● **Exercise**
Repeat each record exactly. Any picture gets left out.

+ + + + +

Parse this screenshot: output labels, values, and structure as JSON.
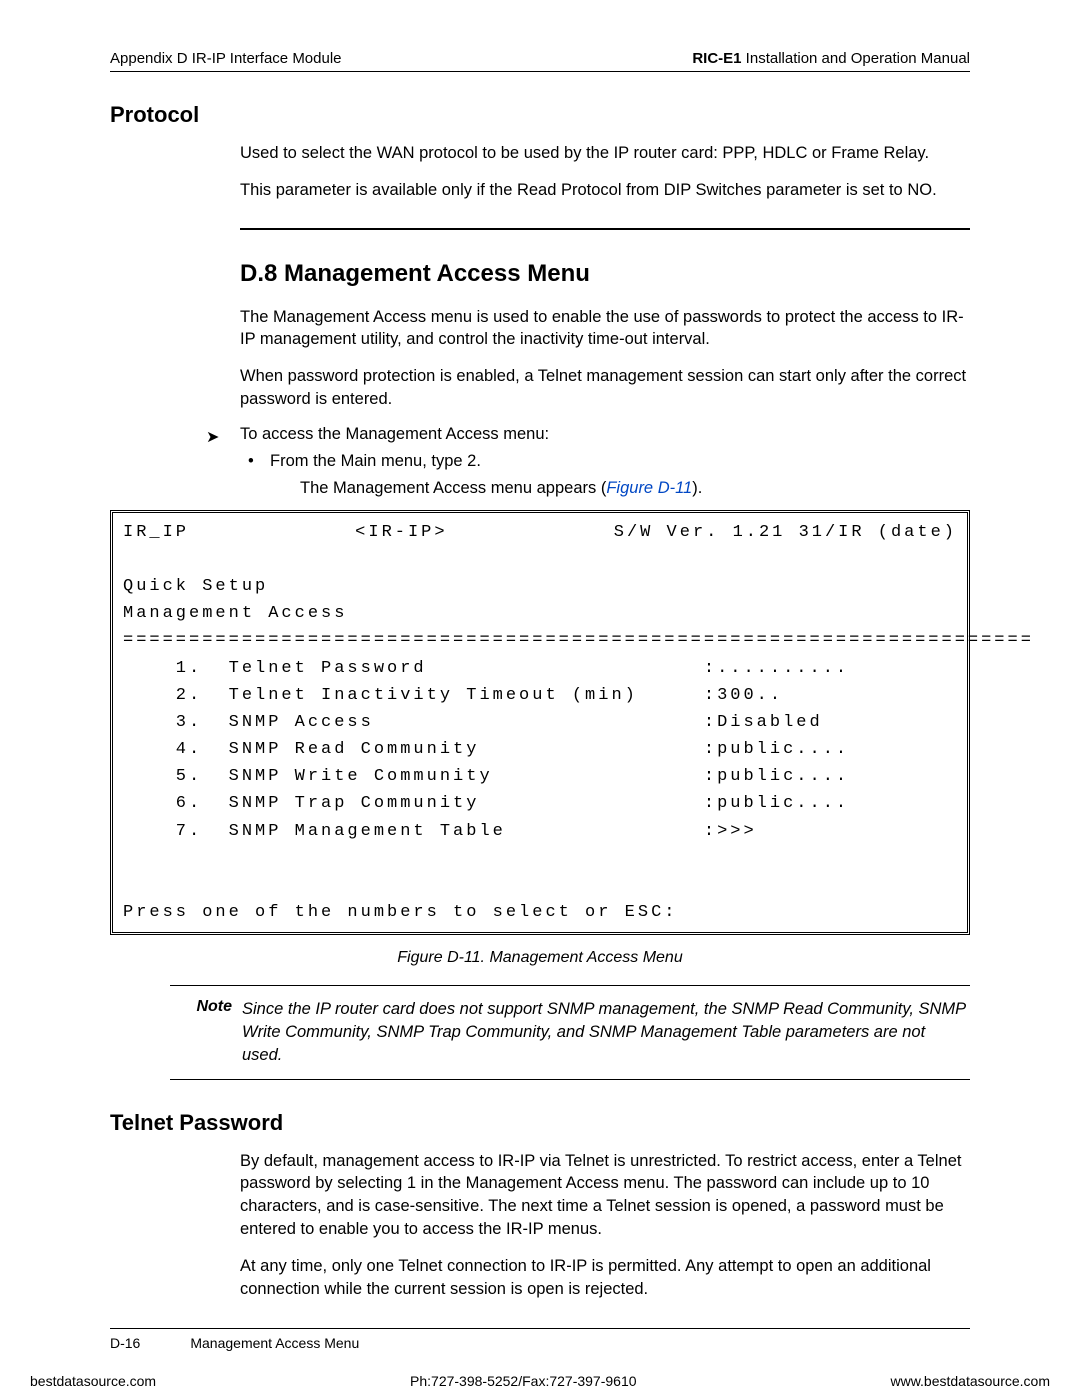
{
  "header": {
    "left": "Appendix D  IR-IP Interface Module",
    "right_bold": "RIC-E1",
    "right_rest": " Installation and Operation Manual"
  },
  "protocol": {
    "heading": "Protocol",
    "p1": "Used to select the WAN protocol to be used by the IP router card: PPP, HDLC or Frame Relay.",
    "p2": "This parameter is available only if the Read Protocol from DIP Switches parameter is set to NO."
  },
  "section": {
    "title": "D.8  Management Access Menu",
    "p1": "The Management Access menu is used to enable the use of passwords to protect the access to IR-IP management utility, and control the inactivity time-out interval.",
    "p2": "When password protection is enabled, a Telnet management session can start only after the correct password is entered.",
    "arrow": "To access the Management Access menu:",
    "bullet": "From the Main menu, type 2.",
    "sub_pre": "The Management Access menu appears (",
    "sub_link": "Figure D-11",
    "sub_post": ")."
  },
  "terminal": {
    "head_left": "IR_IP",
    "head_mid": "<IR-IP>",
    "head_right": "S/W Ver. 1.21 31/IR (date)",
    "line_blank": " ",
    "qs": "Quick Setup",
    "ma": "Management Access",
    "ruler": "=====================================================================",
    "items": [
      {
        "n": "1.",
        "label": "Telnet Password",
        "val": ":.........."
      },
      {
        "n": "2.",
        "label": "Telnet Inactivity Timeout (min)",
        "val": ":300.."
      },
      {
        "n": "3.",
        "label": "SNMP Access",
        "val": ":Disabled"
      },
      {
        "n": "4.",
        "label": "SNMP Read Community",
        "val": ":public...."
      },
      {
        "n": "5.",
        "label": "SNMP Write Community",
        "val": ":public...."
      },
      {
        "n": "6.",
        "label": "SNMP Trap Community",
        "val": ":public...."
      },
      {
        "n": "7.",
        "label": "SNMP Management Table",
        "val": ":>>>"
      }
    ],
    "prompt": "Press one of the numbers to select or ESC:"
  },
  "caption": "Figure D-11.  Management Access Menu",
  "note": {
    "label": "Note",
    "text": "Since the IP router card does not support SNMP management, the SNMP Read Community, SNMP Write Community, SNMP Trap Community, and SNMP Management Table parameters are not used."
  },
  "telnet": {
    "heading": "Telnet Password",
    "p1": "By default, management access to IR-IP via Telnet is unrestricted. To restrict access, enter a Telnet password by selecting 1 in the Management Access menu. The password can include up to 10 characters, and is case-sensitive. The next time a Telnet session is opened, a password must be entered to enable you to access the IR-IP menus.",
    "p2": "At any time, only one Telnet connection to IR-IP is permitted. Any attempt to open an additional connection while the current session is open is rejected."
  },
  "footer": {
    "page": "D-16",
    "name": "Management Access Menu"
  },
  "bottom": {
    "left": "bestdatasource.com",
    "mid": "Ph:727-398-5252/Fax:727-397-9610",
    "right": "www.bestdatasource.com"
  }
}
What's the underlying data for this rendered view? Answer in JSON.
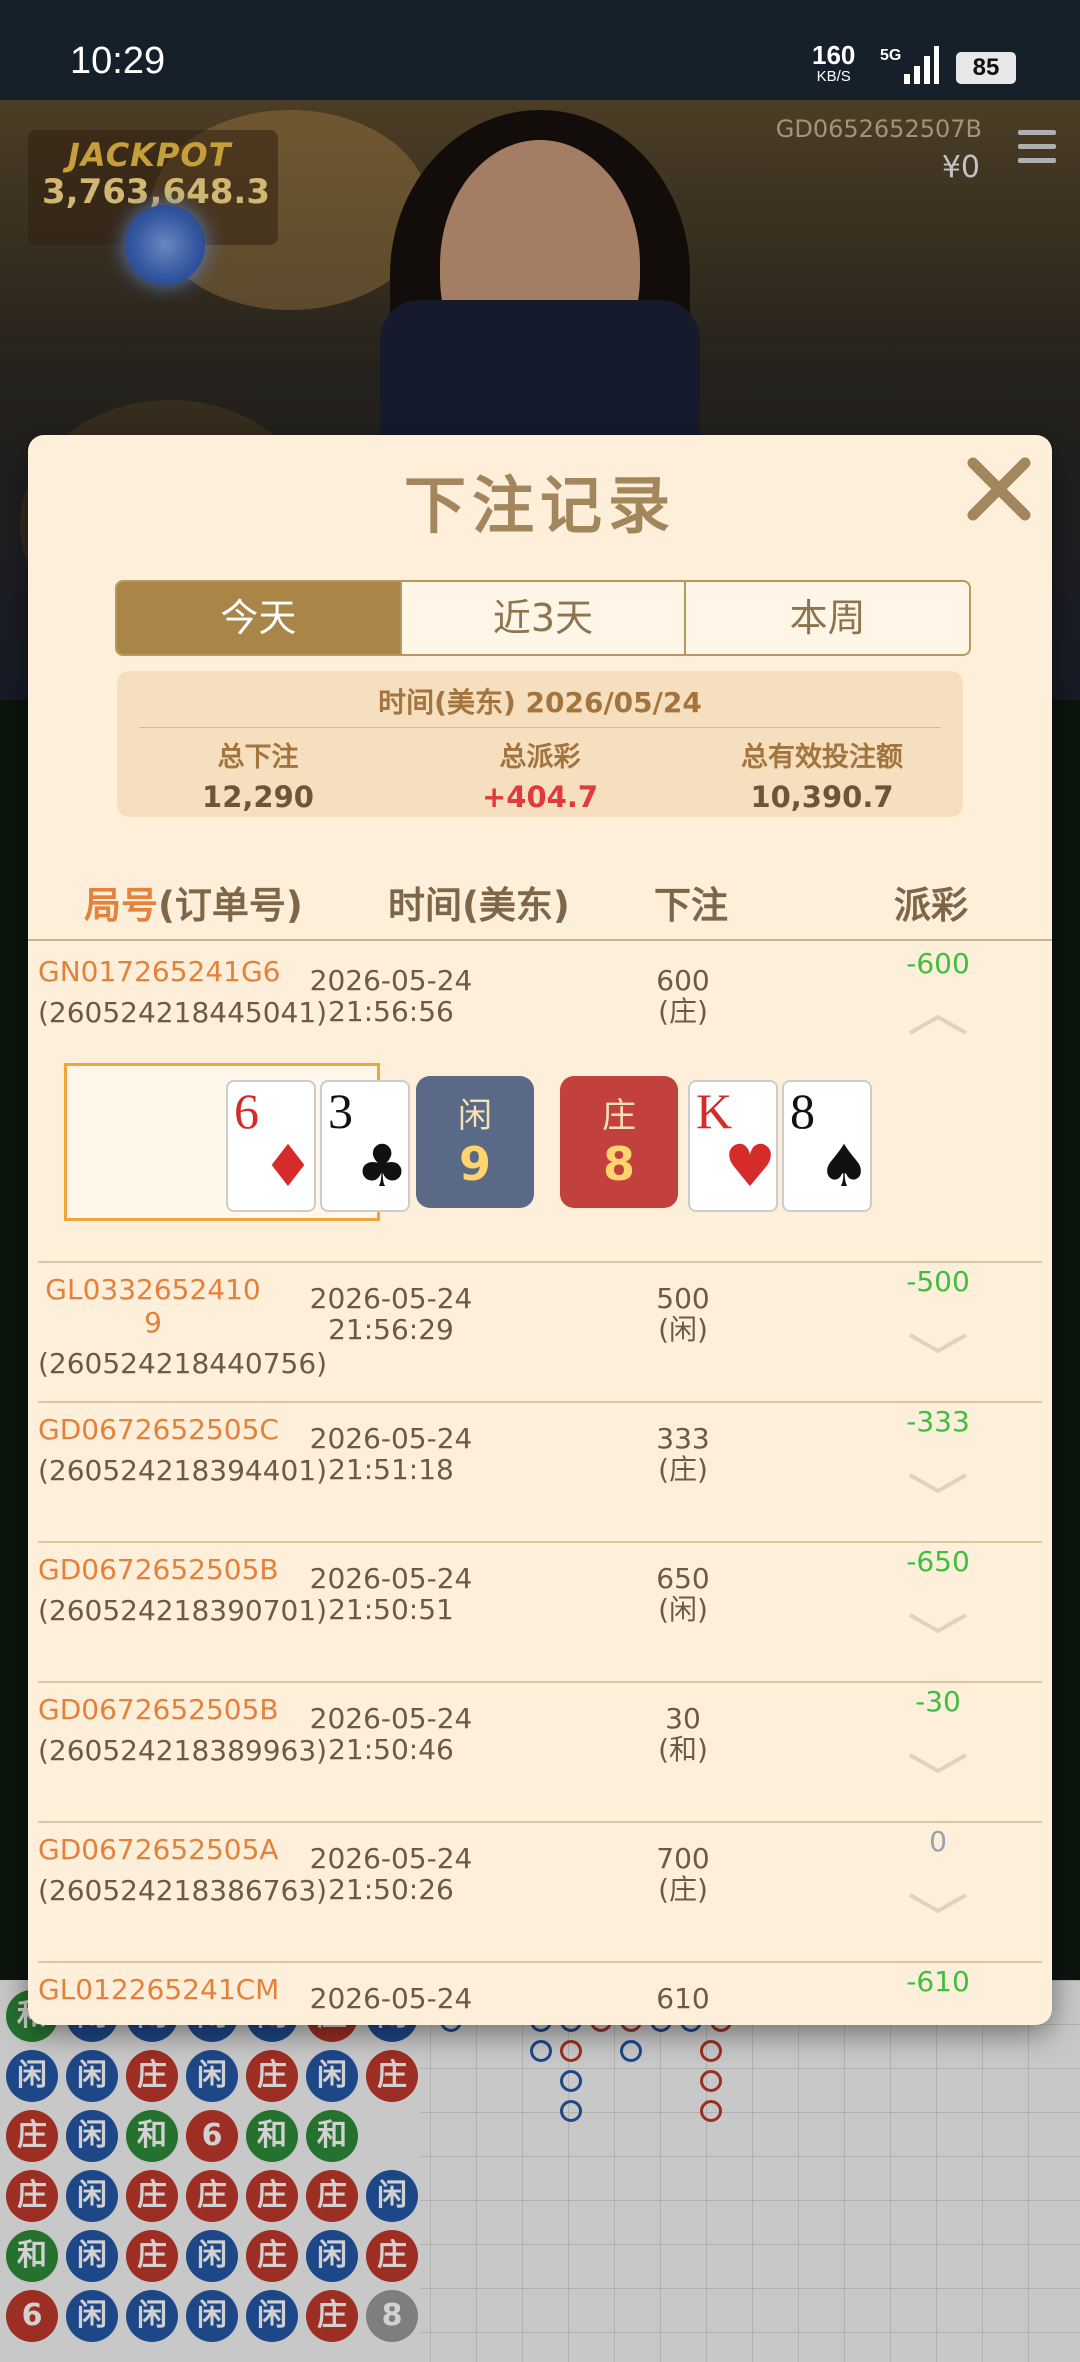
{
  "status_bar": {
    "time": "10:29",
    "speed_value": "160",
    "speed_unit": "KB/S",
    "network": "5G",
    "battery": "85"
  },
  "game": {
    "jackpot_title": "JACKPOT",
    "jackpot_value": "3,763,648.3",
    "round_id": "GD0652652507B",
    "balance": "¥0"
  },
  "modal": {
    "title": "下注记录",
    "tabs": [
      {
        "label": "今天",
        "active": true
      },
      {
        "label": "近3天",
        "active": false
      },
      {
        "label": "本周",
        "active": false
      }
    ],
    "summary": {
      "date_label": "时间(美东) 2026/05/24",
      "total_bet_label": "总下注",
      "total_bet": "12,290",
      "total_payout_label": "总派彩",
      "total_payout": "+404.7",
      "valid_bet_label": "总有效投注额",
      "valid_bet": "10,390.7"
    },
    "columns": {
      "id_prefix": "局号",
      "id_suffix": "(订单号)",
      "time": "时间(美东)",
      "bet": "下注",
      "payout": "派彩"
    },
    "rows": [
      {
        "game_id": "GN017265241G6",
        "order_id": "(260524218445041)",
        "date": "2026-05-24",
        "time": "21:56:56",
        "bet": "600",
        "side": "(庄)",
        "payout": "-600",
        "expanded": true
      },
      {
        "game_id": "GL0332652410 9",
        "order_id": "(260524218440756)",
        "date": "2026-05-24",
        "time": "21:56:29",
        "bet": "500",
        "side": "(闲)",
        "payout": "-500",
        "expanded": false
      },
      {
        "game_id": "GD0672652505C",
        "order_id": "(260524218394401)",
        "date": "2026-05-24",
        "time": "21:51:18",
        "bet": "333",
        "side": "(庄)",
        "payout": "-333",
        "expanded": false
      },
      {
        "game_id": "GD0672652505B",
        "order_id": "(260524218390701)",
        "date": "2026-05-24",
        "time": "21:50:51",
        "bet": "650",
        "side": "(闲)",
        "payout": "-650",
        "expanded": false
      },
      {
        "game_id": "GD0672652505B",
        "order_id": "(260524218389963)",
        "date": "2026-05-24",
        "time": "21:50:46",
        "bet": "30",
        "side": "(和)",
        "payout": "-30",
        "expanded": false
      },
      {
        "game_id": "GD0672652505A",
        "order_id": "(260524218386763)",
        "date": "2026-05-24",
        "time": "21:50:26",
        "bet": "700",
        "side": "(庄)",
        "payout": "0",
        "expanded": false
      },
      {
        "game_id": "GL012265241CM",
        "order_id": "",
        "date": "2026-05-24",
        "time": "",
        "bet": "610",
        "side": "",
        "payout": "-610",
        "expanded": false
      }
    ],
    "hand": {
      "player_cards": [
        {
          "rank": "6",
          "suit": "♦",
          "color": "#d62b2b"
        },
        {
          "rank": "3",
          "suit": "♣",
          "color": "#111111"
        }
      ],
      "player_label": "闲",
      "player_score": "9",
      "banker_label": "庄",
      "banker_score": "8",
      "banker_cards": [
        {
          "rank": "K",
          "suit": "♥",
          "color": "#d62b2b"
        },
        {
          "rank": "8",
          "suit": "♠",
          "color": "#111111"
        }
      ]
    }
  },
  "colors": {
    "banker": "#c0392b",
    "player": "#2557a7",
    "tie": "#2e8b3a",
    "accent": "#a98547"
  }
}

+ + + + +

● **Reply to the exercise**
Parse this screenshot: output labels, values, and structure as JSON.
{
  "header": {
    "left": "Appendix D  IR-IP Interface Module",
    "right_bold": "RIC-E1",
    "right_rest": " Installation and Operation Manual"
  },
  "protocol": {
    "heading": "Protocol",
    "p1": "Used to select the WAN protocol to be used by the IP router card: PPP, HDLC or Frame Relay.",
    "p2": "This parameter is available only if the Read Protocol from DIP Switches parameter is set to NO."
  },
  "section": {
    "title": "D.8  Management Access Menu",
    "p1": "The Management Access menu is used to enable the use of passwords to protect the access to IR-IP management utility, and control the inactivity time-out interval.",
    "p2": "When password protection is enabled, a Telnet management session can start only after the correct password is entered.",
    "arrow": "To access the Management Access menu:",
    "bullet": "From the Main menu, type 2.",
    "sub_pre": "The Management Access menu appears (",
    "sub_link": "Figure D-11",
    "sub_post": ")."
  },
  "terminal": {
    "head_left": "IR_IP",
    "head_mid": "<IR-IP>",
    "head_right": "S/W Ver. 1.21 31/IR (date)",
    "line_blank": " ",
    "qs": "Quick Setup",
    "ma": "Management Access",
    "ruler": "=====================================================================",
    "items": [
      {
        "n": "1.",
        "label": "Telnet Password",
        "val": ":.........."
      },
      {
        "n": "2.",
        "label": "Telnet Inactivity Timeout (min)",
        "val": ":300.."
      },
      {
        "n": "3.",
        "label": "SNMP Access",
        "val": ":Disabled"
      },
      {
        "n": "4.",
        "label": "SNMP Read Community",
        "val": ":public...."
      },
      {
        "n": "5.",
        "label": "SNMP Write Community",
        "val": ":public...."
      },
      {
        "n": "6.",
        "label": "SNMP Trap Community",
        "val": ":public...."
      },
      {
        "n": "7.",
        "label": "SNMP Management Table",
        "val": ":>>>"
      }
    ],
    "prompt": "Press one of the numbers to select or ESC:"
  },
  "caption": "Figure D-11.  Management Access Menu",
  "note": {
    "label": "Note",
    "text": "Since the IP router card does not support SNMP management, the SNMP Read Community, SNMP Write Community, SNMP Trap Community, and SNMP Management Table parameters are not used."
  },
  "telnet": {
    "heading": "Telnet Password",
    "p1": "By default, management access to IR-IP via Telnet is unrestricted. To restrict access, enter a Telnet password by selecting 1 in the Management Access menu. The password can include up to 10 characters, and is case-sensitive. The next time a Telnet session is opened, a password must be entered to enable you to access the IR-IP menus.",
    "p2": "At any time, only one Telnet connection to IR-IP is permitted. Any attempt to open an additional connection while the current session is open is rejected."
  },
  "footer": {
    "page": "D-16",
    "name": "Management Access Menu"
  },
  "bottom": {
    "left": "bestdatasource.com",
    "mid": "Ph:727-398-5252/Fax:727-397-9610",
    "right": "www.bestdatasource.com"
  }
}
What's the underlying data for this rendered view? Answer in JSON.
{
  "status_bar": {
    "time": "10:29",
    "speed_value": "160",
    "speed_unit": "KB/S",
    "network": "5G",
    "battery": "85"
  },
  "game": {
    "jackpot_title": "JACKPOT",
    "jackpot_value": "3,763,648.3",
    "round_id": "GD0652652507B",
    "balance": "¥0"
  },
  "modal": {
    "title": "下注记录",
    "tabs": [
      {
        "label": "今天",
        "active": true
      },
      {
        "label": "近3天",
        "active": false
      },
      {
        "label": "本周",
        "active": false
      }
    ],
    "summary": {
      "date_label": "时间(美东) 2026/05/24",
      "total_bet_label": "总下注",
      "total_bet": "12,290",
      "total_payout_label": "总派彩",
      "total_payout": "+404.7",
      "valid_bet_label": "总有效投注额",
      "valid_bet": "10,390.7"
    },
    "columns": {
      "id_prefix": "局号",
      "id_suffix": "(订单号)",
      "time": "时间(美东)",
      "bet": "下注",
      "payout": "派彩"
    },
    "rows": [
      {
        "game_id": "GN017265241G6",
        "order_id": "(260524218445041)",
        "date": "2026-05-24",
        "time": "21:56:56",
        "bet": "600",
        "side": "(庄)",
        "payout": "-600",
        "expanded": true
      },
      {
        "game_id": "GL0332652410 9",
        "order_id": "(260524218440756)",
        "date": "2026-05-24",
        "time": "21:56:29",
        "bet": "500",
        "side": "(闲)",
        "payout": "-500",
        "expanded": false
      },
      {
        "game_id": "GD0672652505C",
        "order_id": "(260524218394401)",
        "date": "2026-05-24",
        "time": "21:51:18",
        "bet": "333",
        "side": "(庄)",
        "payout": "-333",
        "expanded": false
      },
      {
        "game_id": "GD0672652505B",
        "order_id": "(260524218390701)",
        "date": "2026-05-24",
        "time": "21:50:51",
        "bet": "650",
        "side": "(闲)",
        "payout": "-650",
        "expanded": false
      },
      {
        "game_id": "GD0672652505B",
        "order_id": "(260524218389963)",
        "date": "2026-05-24",
        "time": "21:50:46",
        "bet": "30",
        "side": "(和)",
        "payout": "-30",
        "expanded": false
      },
      {
        "game_id": "GD0672652505A",
        "order_id": "(260524218386763)",
        "date": "2026-05-24",
        "time": "21:50:26",
        "bet": "700",
        "side": "(庄)",
        "payout": "0",
        "expanded": false
      },
      {
        "game_id": "GL012265241CM",
        "order_id": "",
        "date": "2026-05-24",
        "time": "",
        "bet": "610",
        "side": "",
        "payout": "-610",
        "expanded": false
      }
    ],
    "hand": {
      "player_cards": [
        {
          "rank": "6",
          "suit": "♦",
          "color": "#d62b2b"
        },
        {
          "rank": "3",
          "suit": "♣",
          "color": "#111111"
        }
      ],
      "player_label": "闲",
      "player_score": "9",
      "banker_label": "庄",
      "banker_score": "8",
      "banker_cards": [
        {
          "rank": "K",
          "suit": "♥",
          "color": "#d62b2b"
        },
        {
          "rank": "8",
          "suit": "♠",
          "color": "#111111"
        }
      ]
    }
  },
  "colors": {
    "banker": "#c0392b",
    "player": "#2557a7",
    "tie": "#2e8b3a",
    "accent": "#a98547"
  }
}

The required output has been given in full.